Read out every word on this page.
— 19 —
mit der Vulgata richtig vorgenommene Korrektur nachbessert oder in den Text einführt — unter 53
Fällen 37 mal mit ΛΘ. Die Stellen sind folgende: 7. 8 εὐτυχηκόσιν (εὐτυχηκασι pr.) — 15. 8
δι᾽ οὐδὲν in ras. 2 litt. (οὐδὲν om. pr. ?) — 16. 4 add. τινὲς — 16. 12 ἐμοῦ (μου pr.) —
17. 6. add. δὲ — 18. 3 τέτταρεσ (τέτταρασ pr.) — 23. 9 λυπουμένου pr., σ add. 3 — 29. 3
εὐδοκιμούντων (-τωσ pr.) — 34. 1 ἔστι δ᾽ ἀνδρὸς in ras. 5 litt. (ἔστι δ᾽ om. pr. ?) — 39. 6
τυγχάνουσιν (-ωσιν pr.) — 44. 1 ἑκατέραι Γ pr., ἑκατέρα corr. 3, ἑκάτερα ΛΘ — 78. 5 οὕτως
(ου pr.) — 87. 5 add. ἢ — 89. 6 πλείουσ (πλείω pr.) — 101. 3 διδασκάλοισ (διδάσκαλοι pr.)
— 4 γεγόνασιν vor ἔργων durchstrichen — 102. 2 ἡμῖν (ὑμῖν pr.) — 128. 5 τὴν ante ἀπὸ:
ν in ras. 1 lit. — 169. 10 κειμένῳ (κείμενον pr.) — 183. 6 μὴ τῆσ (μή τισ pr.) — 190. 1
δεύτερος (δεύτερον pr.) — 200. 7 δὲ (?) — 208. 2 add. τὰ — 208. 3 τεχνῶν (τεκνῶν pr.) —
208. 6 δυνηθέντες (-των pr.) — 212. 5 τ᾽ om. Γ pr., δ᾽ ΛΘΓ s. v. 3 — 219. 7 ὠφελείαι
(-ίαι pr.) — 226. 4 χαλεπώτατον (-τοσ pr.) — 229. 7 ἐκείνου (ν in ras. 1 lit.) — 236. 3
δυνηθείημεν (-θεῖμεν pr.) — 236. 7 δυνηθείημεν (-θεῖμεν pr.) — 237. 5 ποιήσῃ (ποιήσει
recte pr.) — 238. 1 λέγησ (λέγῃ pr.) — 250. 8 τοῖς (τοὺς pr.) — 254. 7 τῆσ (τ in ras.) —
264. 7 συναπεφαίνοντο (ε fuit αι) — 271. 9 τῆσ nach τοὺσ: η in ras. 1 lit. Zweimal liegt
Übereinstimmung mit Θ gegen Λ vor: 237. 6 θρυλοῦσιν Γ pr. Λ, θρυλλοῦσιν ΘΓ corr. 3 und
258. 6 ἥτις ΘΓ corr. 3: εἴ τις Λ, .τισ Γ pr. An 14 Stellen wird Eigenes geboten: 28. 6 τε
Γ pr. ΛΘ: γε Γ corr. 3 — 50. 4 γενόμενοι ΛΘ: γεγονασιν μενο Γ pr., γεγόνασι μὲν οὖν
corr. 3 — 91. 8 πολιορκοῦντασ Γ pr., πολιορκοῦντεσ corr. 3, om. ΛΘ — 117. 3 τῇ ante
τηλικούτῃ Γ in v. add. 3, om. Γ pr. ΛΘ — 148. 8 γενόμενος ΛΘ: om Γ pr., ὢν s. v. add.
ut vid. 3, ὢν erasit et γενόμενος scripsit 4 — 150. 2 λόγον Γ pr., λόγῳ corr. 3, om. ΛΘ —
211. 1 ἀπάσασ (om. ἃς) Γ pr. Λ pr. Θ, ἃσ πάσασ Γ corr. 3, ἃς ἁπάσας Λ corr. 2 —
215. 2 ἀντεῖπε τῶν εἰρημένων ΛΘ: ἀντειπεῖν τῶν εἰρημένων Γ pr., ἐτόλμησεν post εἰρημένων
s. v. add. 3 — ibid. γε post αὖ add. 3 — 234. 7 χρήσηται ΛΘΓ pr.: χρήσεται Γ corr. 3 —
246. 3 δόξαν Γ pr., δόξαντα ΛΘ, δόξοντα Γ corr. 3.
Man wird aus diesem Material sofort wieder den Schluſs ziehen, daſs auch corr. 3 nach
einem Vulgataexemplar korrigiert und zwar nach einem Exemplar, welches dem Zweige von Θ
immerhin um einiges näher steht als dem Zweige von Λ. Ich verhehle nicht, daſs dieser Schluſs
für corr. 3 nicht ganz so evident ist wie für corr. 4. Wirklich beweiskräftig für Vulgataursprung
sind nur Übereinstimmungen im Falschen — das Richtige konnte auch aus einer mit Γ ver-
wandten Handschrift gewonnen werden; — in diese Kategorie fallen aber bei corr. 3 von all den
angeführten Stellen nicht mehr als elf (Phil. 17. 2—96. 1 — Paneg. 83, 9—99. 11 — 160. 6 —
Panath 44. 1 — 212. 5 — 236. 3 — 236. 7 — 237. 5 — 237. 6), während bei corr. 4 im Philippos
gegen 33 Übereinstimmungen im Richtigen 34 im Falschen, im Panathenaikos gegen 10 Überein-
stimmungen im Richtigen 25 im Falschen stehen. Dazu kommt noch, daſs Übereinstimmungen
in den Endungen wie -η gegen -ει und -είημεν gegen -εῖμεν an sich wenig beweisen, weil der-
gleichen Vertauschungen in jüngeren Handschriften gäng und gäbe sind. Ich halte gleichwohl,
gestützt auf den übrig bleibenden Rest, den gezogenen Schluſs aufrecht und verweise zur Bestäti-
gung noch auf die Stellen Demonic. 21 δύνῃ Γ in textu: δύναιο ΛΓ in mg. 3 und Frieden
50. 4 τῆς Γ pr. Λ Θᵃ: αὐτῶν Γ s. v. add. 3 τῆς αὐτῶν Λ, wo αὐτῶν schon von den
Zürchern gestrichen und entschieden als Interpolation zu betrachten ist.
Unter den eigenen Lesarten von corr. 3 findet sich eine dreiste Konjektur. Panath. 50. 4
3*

=-=-=-=-=

### WORK TO BE COMPLETED
Every line of the material should be transcribed without alteration.

### RESULT FOR THIS TASK
Read out every word on this page.
— 19 —
mit der Vulgata richtig vorgenommene Korrektur nachbessert oder in den Text einführt — unter 53
Fällen 37 mal mit ΛΘ. Die Stellen sind folgende: 7. 8 εὐτυχηκόσιν (εὐτυχηκασι pr.) — 15. 8
δι᾽ οὐδὲν in ras. 2 litt. (οὐδὲν om. pr. ?) — 16. 4 add. τινὲς — 16. 12 ἐμοῦ (μου pr.) —
17. 6. add. δὲ — 18. 3 τέτταρεσ (τέτταρασ pr.) — 23. 9 λυπουμένου pr., σ add. 3 — 29. 3
εὐδοκιμούντων (-τωσ pr.) — 34. 1 ἔστι δ᾽ ἀνδρὸς in ras. 5 litt. (ἔστι δ᾽ om. pr. ?) — 39. 6
τυγχάνουσιν (-ωσιν pr.) — 44. 1 ἑκατέραι Γ pr., ἑκατέρα corr. 3, ἑκάτερα ΛΘ — 78. 5 οὕτως
(ου pr.) — 87. 5 add. ἢ — 89. 6 πλείουσ (πλείω pr.) — 101. 3 διδασκάλοισ (διδάσκαλοι pr.)
— 4 γεγόνασιν vor ἔργων durchstrichen — 102. 2 ἡμῖν (ὑμῖν pr.) — 128. 5 τὴν ante ἀπὸ:
ν in ras. 1 lit. — 169. 10 κειμένῳ (κείμενον pr.) — 183. 6 μὴ τῆσ (μή τισ pr.) — 190. 1
δεύτερος (δεύτερον pr.) — 200. 7 δὲ (?) — 208. 2 add. τὰ — 208. 3 τεχνῶν (τεκνῶν pr.) —
208. 6 δυνηθέντες (-των pr.) — 212. 5 τ᾽ om. Γ pr., δ᾽ ΛΘΓ s. v. 3 — 219. 7 ὠφελείαι
(-ίαι pr.) — 226. 4 χαλεπώτατον (-τοσ pr.) — 229. 7 ἐκείνου (ν in ras. 1 lit.) — 236. 3
δυνηθείημεν (-θεῖμεν pr.) — 236. 7 δυνηθείημεν (-θεῖμεν pr.) — 237. 5 ποιήσῃ (ποιήσει
recte pr.) — 238. 1 λέγησ (λέγῃ pr.) — 250. 8 τοῖς (τοὺς pr.) — 254. 7 τῆσ (τ in ras.) —
264. 7 συναπεφαίνοντο (ε fuit αι) — 271. 9 τῆσ nach τοὺσ: η in ras. 1 lit. Zweimal liegt
Übereinstimmung mit Θ gegen Λ vor: 237. 6 θρυλοῦσιν Γ pr. Λ, θρυλλοῦσιν ΘΓ corr. 3 und
258. 6 ἥτις ΘΓ corr. 3: εἴ τις Λ, .τισ Γ pr. An 14 Stellen wird Eigenes geboten: 28. 6 τε
Γ pr. ΛΘ: γε Γ corr. 3 — 50. 4 γενόμενοι ΛΘ: γεγονασιν μενο Γ pr., γεγόνασι μὲν οὖν
corr. 3 — 91. 8 πολιορκοῦντασ Γ pr., πολιορκοῦντεσ corr. 3, om. ΛΘ — 117. 3 τῇ ante
τηλικούτῃ Γ in v. add. 3, om. Γ pr. ΛΘ — 148. 8 γενόμενος ΛΘ: om Γ pr., ὢν s. v. add.
ut vid. 3, ὢν erasit et γενόμενος scripsit 4 — 150. 2 λόγον Γ pr., λόγῳ corr. 3, om. ΛΘ —
211. 1 ἀπάσασ (om. ἃς) Γ pr. Λ pr. Θ, ἃσ πάσασ Γ corr. 3, ἃς ἁπάσας Λ corr. 2 —
215. 2 ἀντεῖπε τῶν εἰρημένων ΛΘ: ἀντειπεῖν τῶν εἰρημένων Γ pr., ἐτόλμησεν post εἰρημένων
s. v. add. 3 — ibid. γε post αὖ add. 3 — 234. 7 χρήσηται ΛΘΓ pr.: χρήσεται Γ corr. 3 —
246. 3 δόξαν Γ pr., δόξαντα ΛΘ, δόξοντα Γ corr. 3.
Man wird aus diesem Material sofort wieder den Schluſs ziehen, daſs auch corr. 3 nach
einem Vulgataexemplar korrigiert und zwar nach einem Exemplar, welches dem Zweige von Θ
immerhin um einiges näher steht als dem Zweige von Λ. Ich verhehle nicht, daſs dieser Schluſs
für corr. 3 nicht ganz so evident ist wie für corr. 4. Wirklich beweiskräftig für Vulgataursprung
sind nur Übereinstimmungen im Falschen — das Richtige konnte auch aus einer mit Γ ver-
wandten Handschrift gewonnen werden; — in diese Kategorie fallen aber bei corr. 3 von all den
angeführten Stellen nicht mehr als elf (Phil. 17. 2—96. 1 — Paneg. 83, 9—99. 11 — 160. 6 —
Panath 44. 1 — 212. 5 — 236. 3 — 236. 7 — 237. 5 — 237. 6), während bei corr. 4 im Philippos
gegen 33 Übereinstimmungen im Richtigen 34 im Falschen, im Panathenaikos gegen 10 Überein-
stimmungen im Richtigen 25 im Falschen stehen. Dazu kommt noch, daſs Übereinstimmungen
in den Endungen wie -η gegen -ει und -είημεν gegen -εῖμεν an sich wenig beweisen, weil der-
gleichen Vertauschungen in jüngeren Handschriften gäng und gäbe sind. Ich halte gleichwohl,
gestützt auf den übrig bleibenden Rest, den gezogenen Schluſs aufrecht und verweise zur Bestäti-
gung noch auf die Stellen Demonic. 21 δύνῃ Γ in textu: δύναιο ΛΓ in mg. 3 und Frieden
50. 4 τῆς Γ pr. Λ Θᵃ: αὐτῶν Γ s. v. add. 3 τῆς αὐτῶν Λ, wo αὐτῶν schon von den
Zürchern gestrichen und entschieden als Interpolation zu betrachten ist.
Unter den eigenen Lesarten von corr. 3 findet sich eine dreiste Konjektur. Panath. 50. 4
3*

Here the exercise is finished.